Search the records for the word "this" and pick out every line that has it.

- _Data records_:
----------

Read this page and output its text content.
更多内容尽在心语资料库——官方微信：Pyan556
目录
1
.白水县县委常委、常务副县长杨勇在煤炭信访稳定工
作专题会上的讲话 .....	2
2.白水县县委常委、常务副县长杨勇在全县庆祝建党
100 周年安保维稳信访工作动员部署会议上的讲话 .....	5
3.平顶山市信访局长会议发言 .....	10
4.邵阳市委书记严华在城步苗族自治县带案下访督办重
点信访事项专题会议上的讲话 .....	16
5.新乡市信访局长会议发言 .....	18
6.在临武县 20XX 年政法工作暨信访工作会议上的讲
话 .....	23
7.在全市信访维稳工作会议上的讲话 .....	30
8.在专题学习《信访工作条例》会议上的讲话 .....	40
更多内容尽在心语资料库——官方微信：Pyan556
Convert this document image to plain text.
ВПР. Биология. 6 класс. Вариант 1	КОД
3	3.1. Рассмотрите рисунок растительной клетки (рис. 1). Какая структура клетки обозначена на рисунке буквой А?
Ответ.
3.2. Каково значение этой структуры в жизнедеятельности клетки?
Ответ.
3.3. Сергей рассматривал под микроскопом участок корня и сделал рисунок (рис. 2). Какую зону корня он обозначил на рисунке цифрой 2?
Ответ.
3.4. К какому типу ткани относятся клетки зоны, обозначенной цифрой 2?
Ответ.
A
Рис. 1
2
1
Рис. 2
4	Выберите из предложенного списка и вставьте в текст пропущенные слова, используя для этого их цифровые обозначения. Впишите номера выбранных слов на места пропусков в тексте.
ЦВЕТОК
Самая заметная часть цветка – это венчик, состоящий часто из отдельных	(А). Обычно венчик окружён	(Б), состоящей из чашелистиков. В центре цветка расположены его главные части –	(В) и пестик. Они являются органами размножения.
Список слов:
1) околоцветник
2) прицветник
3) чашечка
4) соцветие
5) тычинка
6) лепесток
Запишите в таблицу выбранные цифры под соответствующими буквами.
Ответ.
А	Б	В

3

----------

- _Correct result_:
Read this page and output its text content.
Convert this document image to plain text.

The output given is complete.